* _GIVEN REQUEST_
Your task is to output all the records below, word for word.

* _DATA FOR THIS TASK_
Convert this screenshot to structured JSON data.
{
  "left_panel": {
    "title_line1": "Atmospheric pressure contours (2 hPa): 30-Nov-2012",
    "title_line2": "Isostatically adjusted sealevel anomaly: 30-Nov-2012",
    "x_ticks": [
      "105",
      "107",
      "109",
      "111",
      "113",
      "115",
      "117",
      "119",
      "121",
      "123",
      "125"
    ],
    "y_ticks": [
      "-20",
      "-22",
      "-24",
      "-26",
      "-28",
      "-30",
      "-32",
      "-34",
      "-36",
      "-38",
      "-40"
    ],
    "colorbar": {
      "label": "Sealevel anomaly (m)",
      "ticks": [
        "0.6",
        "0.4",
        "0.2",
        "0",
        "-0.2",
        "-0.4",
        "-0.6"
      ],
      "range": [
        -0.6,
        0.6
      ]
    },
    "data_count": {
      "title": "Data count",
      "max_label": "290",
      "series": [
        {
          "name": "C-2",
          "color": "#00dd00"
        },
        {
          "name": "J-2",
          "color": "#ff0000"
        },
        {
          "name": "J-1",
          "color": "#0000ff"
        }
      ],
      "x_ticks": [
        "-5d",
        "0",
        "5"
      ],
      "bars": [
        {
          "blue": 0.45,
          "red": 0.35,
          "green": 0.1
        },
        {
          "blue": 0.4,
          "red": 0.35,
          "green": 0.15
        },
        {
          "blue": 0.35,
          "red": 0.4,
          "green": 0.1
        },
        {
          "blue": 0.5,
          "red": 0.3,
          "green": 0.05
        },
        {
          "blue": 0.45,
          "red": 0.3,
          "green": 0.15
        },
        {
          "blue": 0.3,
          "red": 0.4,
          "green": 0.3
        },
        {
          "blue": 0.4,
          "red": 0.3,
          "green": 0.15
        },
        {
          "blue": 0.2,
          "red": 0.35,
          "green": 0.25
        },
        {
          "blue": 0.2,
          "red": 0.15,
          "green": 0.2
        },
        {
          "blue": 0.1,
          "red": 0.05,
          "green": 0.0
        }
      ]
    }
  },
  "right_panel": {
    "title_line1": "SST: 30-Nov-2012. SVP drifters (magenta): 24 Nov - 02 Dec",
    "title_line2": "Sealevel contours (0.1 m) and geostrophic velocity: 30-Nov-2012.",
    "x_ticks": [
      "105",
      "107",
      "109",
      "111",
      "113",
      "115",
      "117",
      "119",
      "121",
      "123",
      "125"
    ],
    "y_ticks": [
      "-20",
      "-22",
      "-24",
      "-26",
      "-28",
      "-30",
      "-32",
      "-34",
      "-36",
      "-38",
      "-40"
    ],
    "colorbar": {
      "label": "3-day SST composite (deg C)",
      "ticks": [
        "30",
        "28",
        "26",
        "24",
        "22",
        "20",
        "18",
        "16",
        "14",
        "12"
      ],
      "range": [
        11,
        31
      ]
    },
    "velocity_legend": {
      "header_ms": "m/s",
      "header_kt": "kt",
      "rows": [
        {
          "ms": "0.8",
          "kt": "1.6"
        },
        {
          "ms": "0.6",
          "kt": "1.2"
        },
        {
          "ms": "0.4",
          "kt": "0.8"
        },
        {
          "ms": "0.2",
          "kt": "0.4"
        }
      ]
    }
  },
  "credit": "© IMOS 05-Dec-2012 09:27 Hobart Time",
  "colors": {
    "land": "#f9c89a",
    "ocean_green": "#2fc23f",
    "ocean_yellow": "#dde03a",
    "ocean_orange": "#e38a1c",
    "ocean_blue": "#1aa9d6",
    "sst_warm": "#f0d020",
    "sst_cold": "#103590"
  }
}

* _OUTPUT_
Convert this screenshot to structured JSON data.
{
  "left_panel": {
    "title_line1": "Atmospheric pressure contours (2 hPa): 30-Nov-2012",
    "title_line2": "Isostatically adjusted sealevel anomaly: 30-Nov-2012",
    "x_ticks": [
      "105",
      "107",
      "109",
      "111",
      "113",
      "115",
      "117",
      "119",
      "121",
      "123",
      "125"
    ],
    "y_ticks": [
      "-20",
      "-22",
      "-24",
      "-26",
      "-28",
      "-30",
      "-32",
      "-34",
      "-36",
      "-38",
      "-40"
    ],
    "colorbar": {
      "label": "Sealevel anomaly (m)",
      "ticks": [
        "0.6",
        "0.4",
        "0.2",
        "0",
        "-0.2",
        "-0.4",
        "-0.6"
      ],
      "range": [
        -0.6,
        0.6
      ]
    },
    "data_count": {
      "title": "Data count",
      "max_label": "290",
      "series": [
        {
          "name": "C-2",
          "color": "#00dd00"
        },
        {
          "name": "J-2",
          "color": "#ff0000"
        },
        {
          "name": "J-1",
          "color": "#0000ff"
        }
      ],
      "x_ticks": [
        "-5d",
        "0",
        "5"
      ],
      "bars": [
        {
          "blue": 0.45,
          "red": 0.35,
          "green": 0.1
        },
        {
          "blue": 0.4,
          "red": 0.35,
          "green": 0.15
        },
        {
          "blue": 0.35,
          "red": 0.4,
          "green": 0.1
        },
        {
          "blue": 0.5,
          "red": 0.3,
          "green": 0.05
        },
        {
          "blue": 0.45,
          "red": 0.3,
          "green": 0.15
        },
        {
          "blue": 0.3,
          "red": 0.4,
          "green": 0.3
        },
        {
          "blue": 0.4,
          "red": 0.3,
          "green": 0.15
        },
        {
          "blue": 0.2,
          "red": 0.35,
          "green": 0.25
        },
        {
          "blue": 0.2,
          "red": 0.15,
          "green": 0.2
        },
        {
          "blue": 0.1,
          "red": 0.05,
          "green": 0.0
        }
      ]
    }
  },
  "right_panel": {
    "title_line1": "SST: 30-Nov-2012. SVP drifters (magenta): 24 Nov - 02 Dec",
    "title_line2": "Sealevel contours (0.1 m) and geostrophic velocity: 30-Nov-2012.",
    "x_ticks": [
      "105",
      "107",
      "109",
      "111",
      "113",
      "115",
      "117",
      "119",
      "121",
      "123",
      "125"
    ],
    "y_ticks": [
      "-20",
      "-22",
      "-24",
      "-26",
      "-28",
      "-30",
      "-32",
      "-34",
      "-36",
      "-38",
      "-40"
    ],
    "colorbar": {
      "label": "3-day SST composite (deg C)",
      "ticks": [
        "30",
        "28",
        "26",
        "24",
        "22",
        "20",
        "18",
        "16",
        "14",
        "12"
      ],
      "range": [
        11,
        31
      ]
    },
    "velocity_legend": {
      "header_ms": "m/s",
      "header_kt": "kt",
      "rows": [
        {
          "ms": "0.8",
          "kt": "1.6"
        },
        {
          "ms": "0.6",
          "kt": "1.2"
        },
        {
          "ms": "0.4",
          "kt": "0.8"
        },
        {
          "ms": "0.2",
          "kt": "0.4"
        }
      ]
    }
  },
  "credit": "© IMOS 05-Dec-2012 09:27 Hobart Time",
  "colors": {
    "land": "#f9c89a",
    "ocean_green": "#2fc23f",
    "ocean_yellow": "#dde03a",
    "ocean_orange": "#e38a1c",
    "ocean_blue": "#1aa9d6",
    "sst_warm": "#f0d020",
    "sst_cold": "#103590"
  }
}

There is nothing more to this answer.